## EXERCISE GOAL
Quote the entries word for word. Omit the pictures.

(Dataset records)
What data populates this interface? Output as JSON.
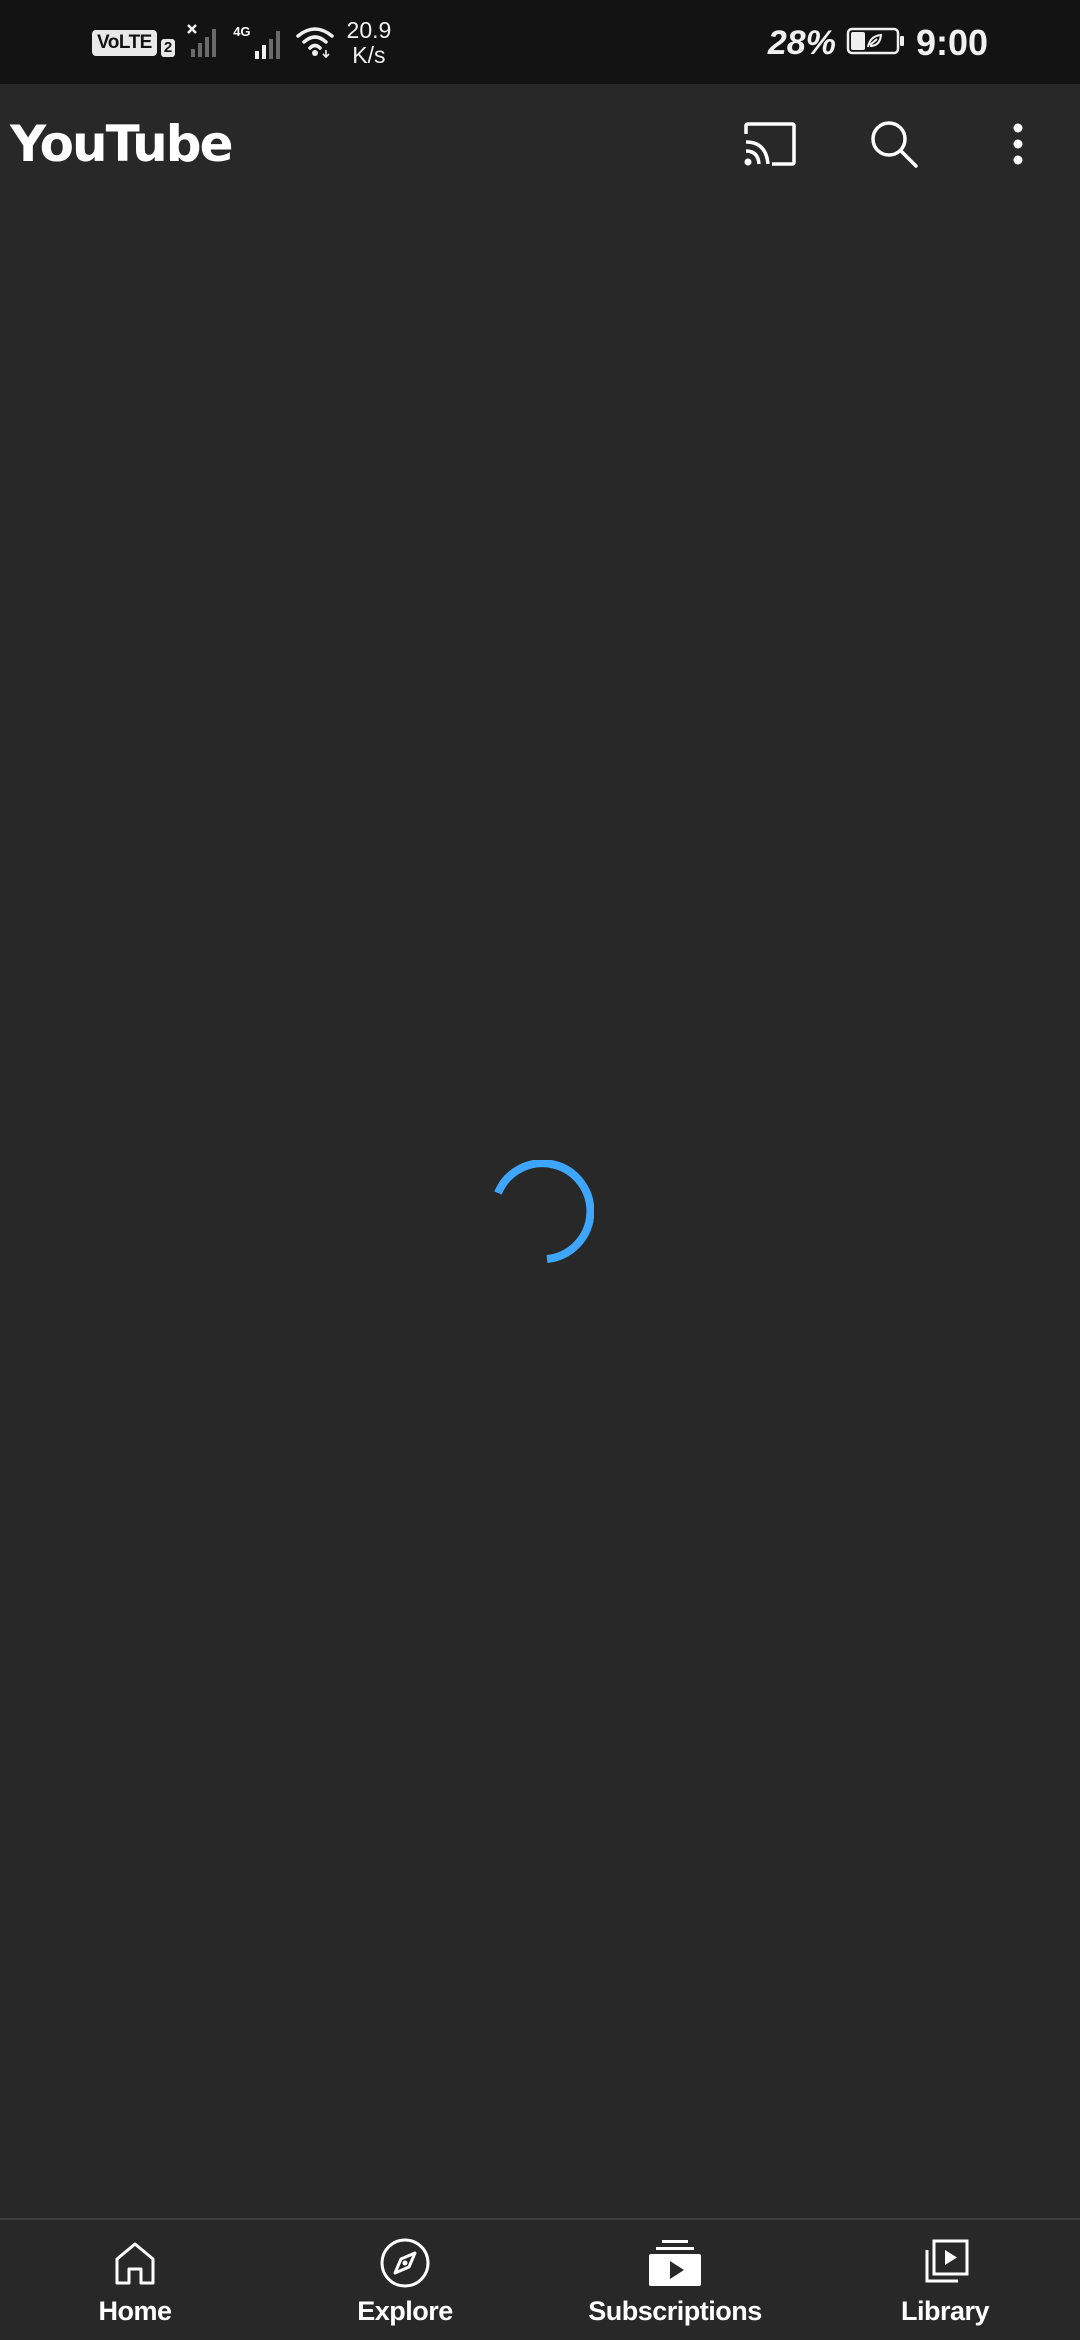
{
  "status_bar": {
    "volte_label": "VoLTE",
    "sim_slot": "2",
    "network_type": "4G",
    "net_speed_value": "20.9",
    "net_speed_unit": "K/s",
    "battery_percent": "28%",
    "time": "9:00",
    "icons": [
      "signal-no-service-icon",
      "signal-4g-icon",
      "wifi-icon",
      "battery-saver-icon"
    ]
  },
  "app_bar": {
    "title": "YouTube",
    "actions": [
      "cast-icon",
      "search-icon",
      "more-vertical-icon"
    ]
  },
  "content": {
    "state": "loading",
    "spinner_color": "#3ea6ff"
  },
  "bottom_nav": {
    "items": [
      {
        "label": "Home",
        "icon": "home-icon"
      },
      {
        "label": "Explore",
        "icon": "explore-compass-icon"
      },
      {
        "label": "Subscriptions",
        "icon": "subscriptions-icon"
      },
      {
        "label": "Library",
        "icon": "library-icon"
      }
    ]
  },
  "colors": {
    "background": "#282829",
    "status_bar": "#131314",
    "text": "#ffffff",
    "accent": "#3ea6ff"
  }
}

## RESULT OF THE EXERCISE
What data populates this interface? Output as JSON.
{
  "status_bar": {
    "volte_label": "VoLTE",
    "sim_slot": "2",
    "network_type": "4G",
    "net_speed_value": "20.9",
    "net_speed_unit": "K/s",
    "battery_percent": "28%",
    "time": "9:00",
    "icons": [
      "signal-no-service-icon",
      "signal-4g-icon",
      "wifi-icon",
      "battery-saver-icon"
    ]
  },
  "app_bar": {
    "title": "YouTube",
    "actions": [
      "cast-icon",
      "search-icon",
      "more-vertical-icon"
    ]
  },
  "content": {
    "state": "loading",
    "spinner_color": "#3ea6ff"
  },
  "bottom_nav": {
    "items": [
      {
        "label": "Home",
        "icon": "home-icon"
      },
      {
        "label": "Explore",
        "icon": "explore-compass-icon"
      },
      {
        "label": "Subscriptions",
        "icon": "subscriptions-icon"
      },
      {
        "label": "Library",
        "icon": "library-icon"
      }
    ]
  },
  "colors": {
    "background": "#282829",
    "status_bar": "#131314",
    "text": "#ffffff",
    "accent": "#3ea6ff"
  }
}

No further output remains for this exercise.